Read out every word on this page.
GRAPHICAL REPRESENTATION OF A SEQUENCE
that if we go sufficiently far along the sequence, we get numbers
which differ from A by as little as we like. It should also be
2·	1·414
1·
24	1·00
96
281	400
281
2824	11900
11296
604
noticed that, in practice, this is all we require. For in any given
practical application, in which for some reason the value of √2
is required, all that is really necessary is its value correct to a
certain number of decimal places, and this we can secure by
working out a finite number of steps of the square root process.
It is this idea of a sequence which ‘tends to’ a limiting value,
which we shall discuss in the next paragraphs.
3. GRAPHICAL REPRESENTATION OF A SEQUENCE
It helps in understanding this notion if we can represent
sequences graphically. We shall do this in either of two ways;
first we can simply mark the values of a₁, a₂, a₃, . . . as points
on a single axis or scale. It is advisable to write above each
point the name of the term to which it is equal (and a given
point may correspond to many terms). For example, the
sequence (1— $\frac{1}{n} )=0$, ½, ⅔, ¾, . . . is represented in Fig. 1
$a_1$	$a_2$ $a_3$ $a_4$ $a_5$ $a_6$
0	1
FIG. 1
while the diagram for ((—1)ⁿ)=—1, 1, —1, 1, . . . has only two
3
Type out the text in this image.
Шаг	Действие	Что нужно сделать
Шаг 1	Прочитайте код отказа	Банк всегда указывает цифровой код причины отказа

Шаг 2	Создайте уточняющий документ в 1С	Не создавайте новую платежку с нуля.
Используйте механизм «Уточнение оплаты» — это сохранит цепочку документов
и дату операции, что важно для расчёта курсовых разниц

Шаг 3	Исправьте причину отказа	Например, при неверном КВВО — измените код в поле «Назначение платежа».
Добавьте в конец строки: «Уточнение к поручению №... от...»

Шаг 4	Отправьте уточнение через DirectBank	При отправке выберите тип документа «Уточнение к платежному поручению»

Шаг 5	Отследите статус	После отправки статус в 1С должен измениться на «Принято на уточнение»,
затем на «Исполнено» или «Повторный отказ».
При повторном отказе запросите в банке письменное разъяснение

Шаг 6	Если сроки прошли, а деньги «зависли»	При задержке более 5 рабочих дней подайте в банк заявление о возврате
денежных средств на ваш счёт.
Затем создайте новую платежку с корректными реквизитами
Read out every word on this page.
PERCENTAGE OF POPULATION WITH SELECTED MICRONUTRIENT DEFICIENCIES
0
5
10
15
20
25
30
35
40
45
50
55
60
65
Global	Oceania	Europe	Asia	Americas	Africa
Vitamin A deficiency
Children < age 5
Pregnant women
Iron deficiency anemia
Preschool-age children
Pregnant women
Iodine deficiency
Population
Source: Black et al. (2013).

━━━━━━━━━━━━━━━━

SET TASK: Search the data above for the word "this", then gather each line in which it appears.

RESPONSE:
Read out every word on this page.
noticed that, in practice, this is all we require. For in any given
certain number of decimal places, and this we can secure by
It is this idea of a sequence which ‘tends to’ a limiting value,
It helps in understanding this notion if we can represent
sequences graphically. We shall do this in either of two ways;
Type out the text in this image.
Read out every word on this page.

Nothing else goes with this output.